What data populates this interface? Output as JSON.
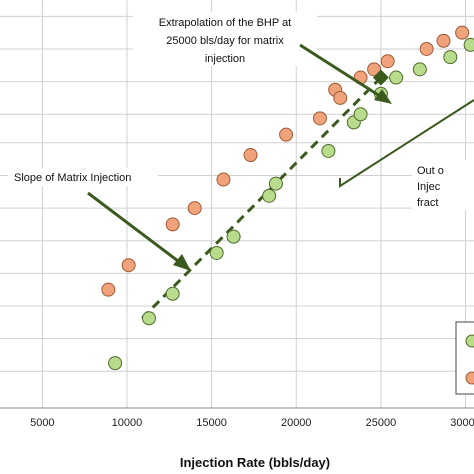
{
  "chart_data": {
    "type": "scatter",
    "title": "",
    "xlabel": "Injection Rate (bbls/day)",
    "ylabel": "",
    "xlim": [
      2500,
      30500
    ],
    "ylim": [
      0,
      100
    ],
    "x_ticks": [
      "5000",
      "10000",
      "15000",
      "20000",
      "25000",
      "30000"
    ],
    "x_tick_values": [
      5000,
      10000,
      15000,
      20000,
      25000,
      30000
    ],
    "y_grid_values": [
      9,
      17,
      25,
      33,
      41,
      49,
      57,
      65,
      72,
      80,
      88,
      96
    ],
    "grid": true,
    "legend_position": "bottom-right",
    "series": [
      {
        "color": "#f0a37a",
        "edge": "#9c5a35",
        "points": [
          {
            "x": 8900,
            "y": 29
          },
          {
            "x": 10100,
            "y": 35
          },
          {
            "x": 12700,
            "y": 45
          },
          {
            "x": 14000,
            "y": 49
          },
          {
            "x": 15700,
            "y": 56
          },
          {
            "x": 17300,
            "y": 62
          },
          {
            "x": 19400,
            "y": 67
          },
          {
            "x": 21400,
            "y": 71
          },
          {
            "x": 22300,
            "y": 78
          },
          {
            "x": 22600,
            "y": 76
          },
          {
            "x": 23800,
            "y": 81
          },
          {
            "x": 24600,
            "y": 83
          },
          {
            "x": 25400,
            "y": 85
          },
          {
            "x": 27700,
            "y": 88
          },
          {
            "x": 28700,
            "y": 90
          },
          {
            "x": 29800,
            "y": 92
          }
        ]
      },
      {
        "color": "#b9dc8c",
        "edge": "#4f6b2b",
        "points": [
          {
            "x": 9300,
            "y": 11
          },
          {
            "x": 11300,
            "y": 22
          },
          {
            "x": 12700,
            "y": 28
          },
          {
            "x": 15300,
            "y": 38
          },
          {
            "x": 16300,
            "y": 42
          },
          {
            "x": 18400,
            "y": 52
          },
          {
            "x": 18800,
            "y": 55
          },
          {
            "x": 21900,
            "y": 63
          },
          {
            "x": 23400,
            "y": 70
          },
          {
            "x": 23800,
            "y": 72
          },
          {
            "x": 25000,
            "y": 77
          },
          {
            "x": 25900,
            "y": 81
          },
          {
            "x": 27300,
            "y": 83
          },
          {
            "x": 29100,
            "y": 86
          },
          {
            "x": 30300,
            "y": 89
          }
        ]
      }
    ],
    "trendline": {
      "x": [
        10900,
        25000
      ],
      "y": [
        22,
        81
      ],
      "style": "dashed",
      "color": "#3b5a1e"
    },
    "extrapolated_point": {
      "x": 25000,
      "y": 81,
      "marker": "diamond",
      "color": "#3b5a1e"
    },
    "annotations": [
      {
        "text_lines": [
          "Extrapolation of the BHP at",
          "25000 bls/day for matrix",
          "injection"
        ]
      },
      {
        "text_lines": [
          "Slope of Matrix Injection"
        ]
      },
      {
        "text_lines": [
          "Out o",
          "Injec",
          "fract"
        ]
      }
    ]
  }
}
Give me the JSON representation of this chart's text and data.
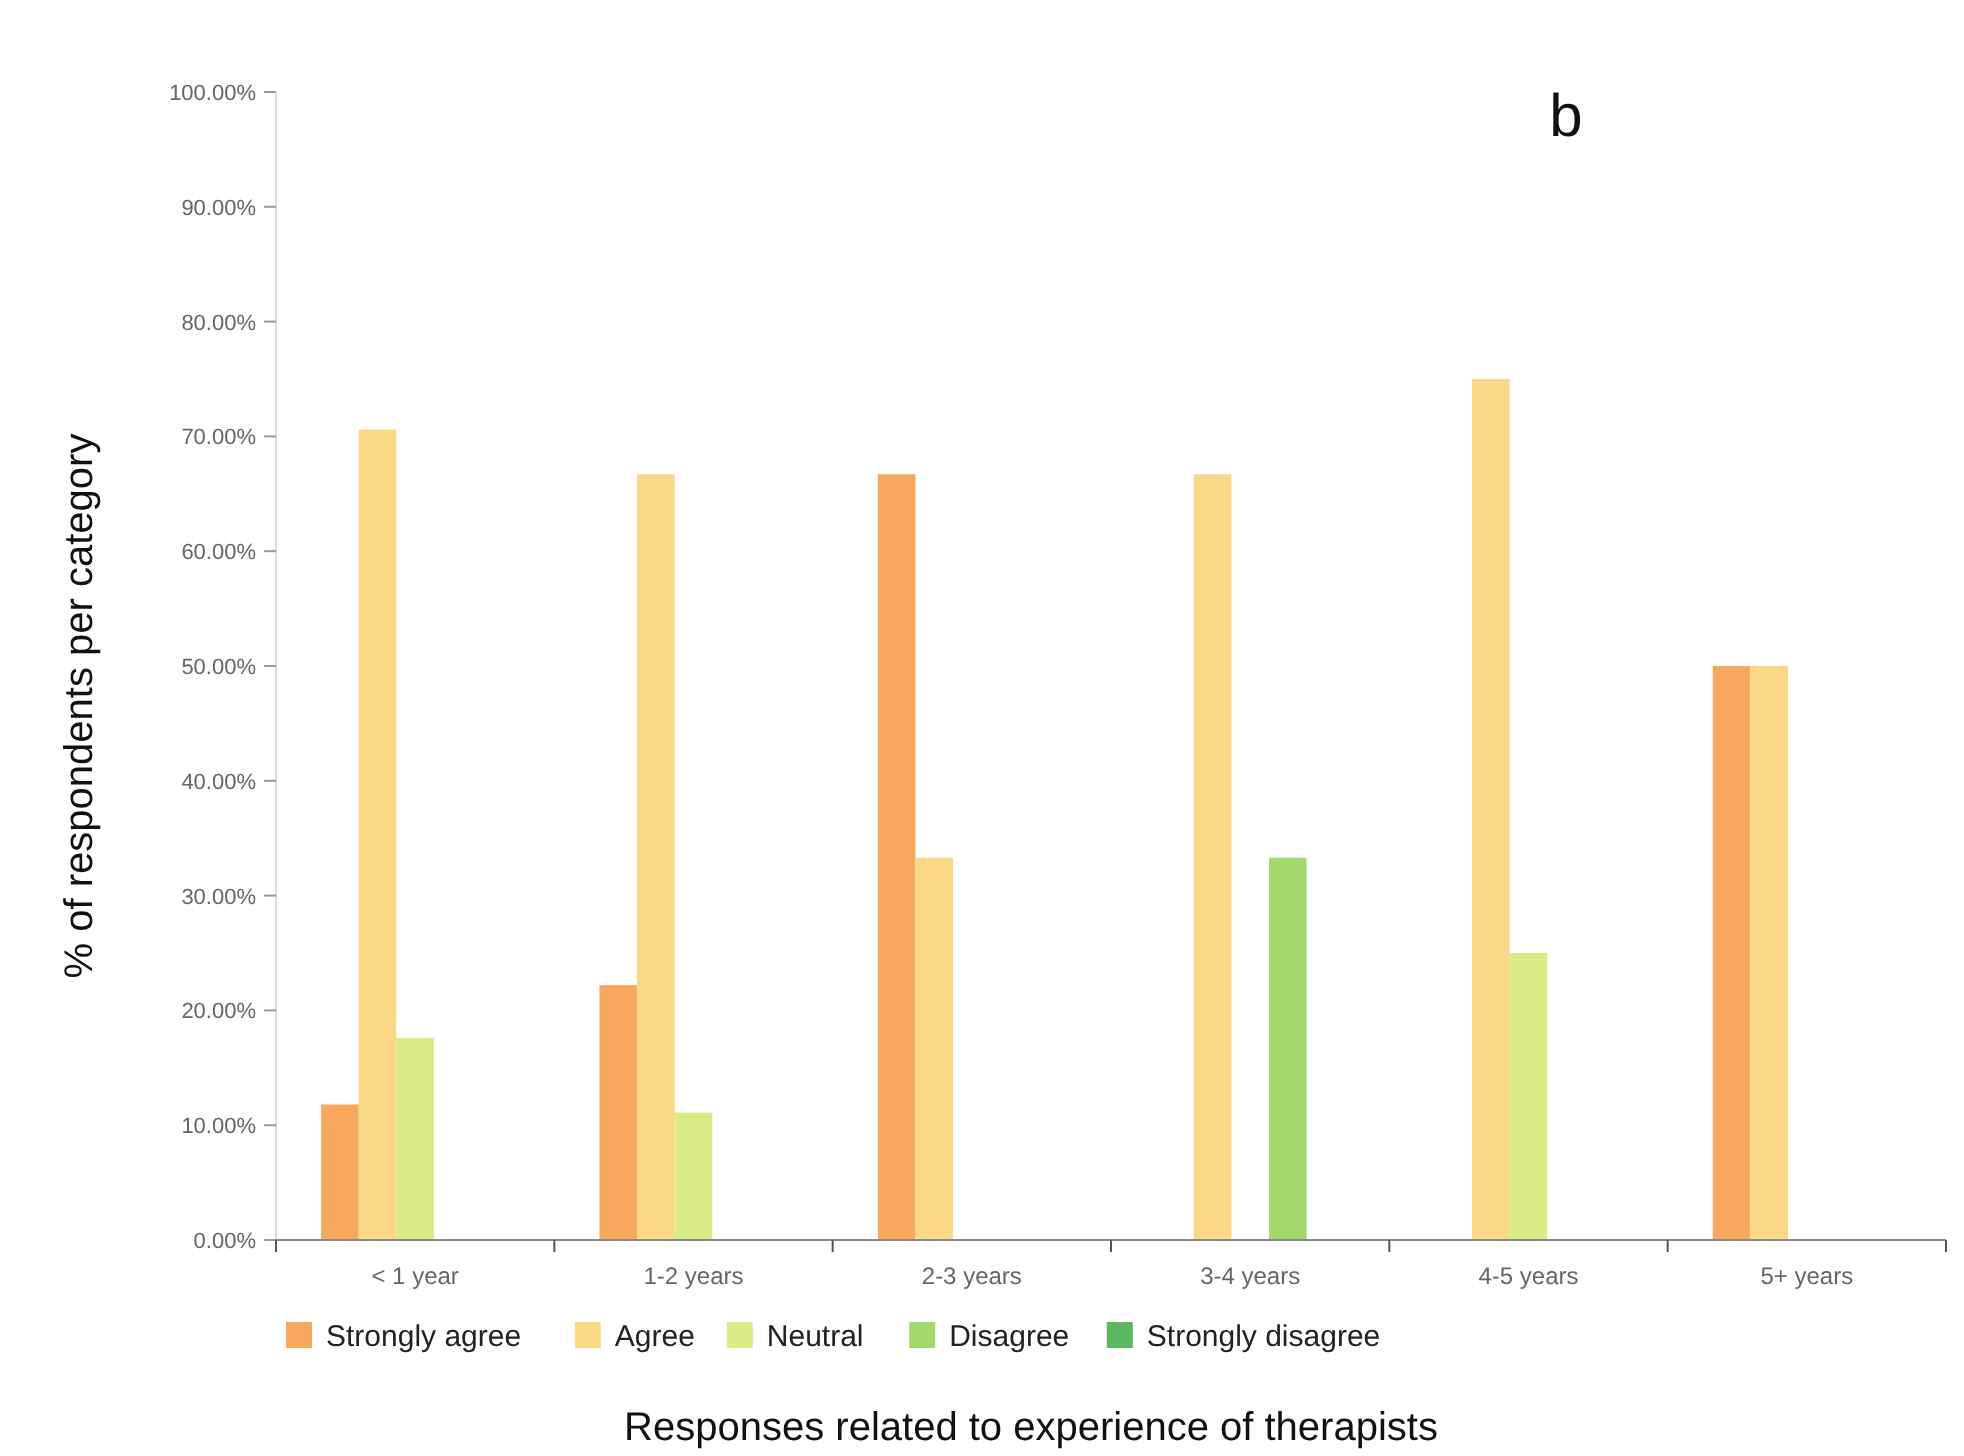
{
  "chart_data": {
    "type": "bar",
    "title": "b",
    "xlabel": "Responses related to experience of therapists",
    "ylabel": "% of  respondents per category",
    "categories": [
      "< 1 year",
      "1-2 years",
      "2-3 years",
      "3-4 years",
      "4-5 years",
      "5+ years"
    ],
    "series": [
      {
        "name": "Strongly agree",
        "color": "#f8a85c",
        "values": [
          11.8,
          22.2,
          66.7,
          0,
          0,
          50
        ]
      },
      {
        "name": "Agree",
        "color": "#fbd888",
        "values": [
          70.6,
          66.7,
          33.3,
          66.7,
          75,
          50
        ]
      },
      {
        "name": "Neutral",
        "color": "#d9ec86",
        "values": [
          17.6,
          11.1,
          0,
          0,
          25,
          0
        ]
      },
      {
        "name": "Disagree",
        "color": "#a2d86c",
        "values": [
          0,
          0,
          0,
          33.3,
          0,
          0
        ]
      },
      {
        "name": "Strongly disagree",
        "color": "#5cb85c",
        "values": [
          0,
          0,
          0,
          0,
          0,
          0
        ]
      }
    ],
    "ylim": [
      0,
      100
    ],
    "yticks": [
      {
        "value": 0,
        "label": "0.00%"
      },
      {
        "value": 10,
        "label": "10.00%"
      },
      {
        "value": 20,
        "label": "20.00%"
      },
      {
        "value": 30,
        "label": "30.00%"
      },
      {
        "value": 40,
        "label": "40.00%"
      },
      {
        "value": 50,
        "label": "50.00%"
      },
      {
        "value": 60,
        "label": "60.00%"
      },
      {
        "value": 70,
        "label": "70.00%"
      },
      {
        "value": 80,
        "label": "80.00%"
      },
      {
        "value": 90,
        "label": "90.00%"
      },
      {
        "value": 100,
        "label": "100.00%"
      }
    ],
    "grid": false,
    "legend": "bottom"
  }
}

────────────────────────────────────────

TASK TO COMPLETE
Return all lines containing the word "ylabel".

RESULT BELOW
    "ylabel": "",
    "ylabel": "% of  respondents per category",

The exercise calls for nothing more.